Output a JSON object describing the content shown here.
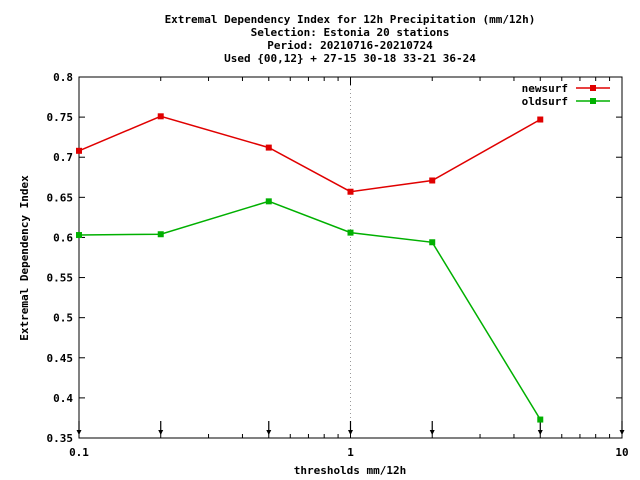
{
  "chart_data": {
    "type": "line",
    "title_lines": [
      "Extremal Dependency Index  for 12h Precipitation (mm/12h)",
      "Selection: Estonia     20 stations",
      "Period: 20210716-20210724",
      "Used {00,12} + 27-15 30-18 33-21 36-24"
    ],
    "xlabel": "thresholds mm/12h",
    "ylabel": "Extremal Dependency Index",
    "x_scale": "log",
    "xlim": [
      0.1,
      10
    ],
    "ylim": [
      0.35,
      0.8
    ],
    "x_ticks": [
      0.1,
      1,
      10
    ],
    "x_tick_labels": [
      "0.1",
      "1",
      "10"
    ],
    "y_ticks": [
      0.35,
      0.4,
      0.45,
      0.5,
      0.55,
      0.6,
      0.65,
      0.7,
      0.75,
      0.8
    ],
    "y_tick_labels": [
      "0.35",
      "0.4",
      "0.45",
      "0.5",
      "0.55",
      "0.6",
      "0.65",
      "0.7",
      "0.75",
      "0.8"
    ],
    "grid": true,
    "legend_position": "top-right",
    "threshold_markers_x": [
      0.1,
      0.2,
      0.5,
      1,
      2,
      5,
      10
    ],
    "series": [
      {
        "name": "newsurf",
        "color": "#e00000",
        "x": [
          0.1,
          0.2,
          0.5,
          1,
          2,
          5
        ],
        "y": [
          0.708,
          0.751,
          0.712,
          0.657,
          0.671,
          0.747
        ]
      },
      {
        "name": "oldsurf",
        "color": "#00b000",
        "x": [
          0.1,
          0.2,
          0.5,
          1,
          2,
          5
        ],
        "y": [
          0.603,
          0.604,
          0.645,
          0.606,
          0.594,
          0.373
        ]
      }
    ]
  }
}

_EXERCISE DESCRIPTION_: In the copy, include all records verbatim but no images.

_TASK RESPONSE_:
Output a JSON object describing the content shown here.
{
  "chart_data": {
    "type": "line",
    "title_lines": [
      "Extremal Dependency Index  for 12h Precipitation (mm/12h)",
      "Selection: Estonia     20 stations",
      "Period: 20210716-20210724",
      "Used {00,12} + 27-15 30-18 33-21 36-24"
    ],
    "xlabel": "thresholds mm/12h",
    "ylabel": "Extremal Dependency Index",
    "x_scale": "log",
    "xlim": [
      0.1,
      10
    ],
    "ylim": [
      0.35,
      0.8
    ],
    "x_ticks": [
      0.1,
      1,
      10
    ],
    "x_tick_labels": [
      "0.1",
      "1",
      "10"
    ],
    "y_ticks": [
      0.35,
      0.4,
      0.45,
      0.5,
      0.55,
      0.6,
      0.65,
      0.7,
      0.75,
      0.8
    ],
    "y_tick_labels": [
      "0.35",
      "0.4",
      "0.45",
      "0.5",
      "0.55",
      "0.6",
      "0.65",
      "0.7",
      "0.75",
      "0.8"
    ],
    "grid": true,
    "legend_position": "top-right",
    "threshold_markers_x": [
      0.1,
      0.2,
      0.5,
      1,
      2,
      5,
      10
    ],
    "series": [
      {
        "name": "newsurf",
        "color": "#e00000",
        "x": [
          0.1,
          0.2,
          0.5,
          1,
          2,
          5
        ],
        "y": [
          0.708,
          0.751,
          0.712,
          0.657,
          0.671,
          0.747
        ]
      },
      {
        "name": "oldsurf",
        "color": "#00b000",
        "x": [
          0.1,
          0.2,
          0.5,
          1,
          2,
          5
        ],
        "y": [
          0.603,
          0.604,
          0.645,
          0.606,
          0.594,
          0.373
        ]
      }
    ]
  }
}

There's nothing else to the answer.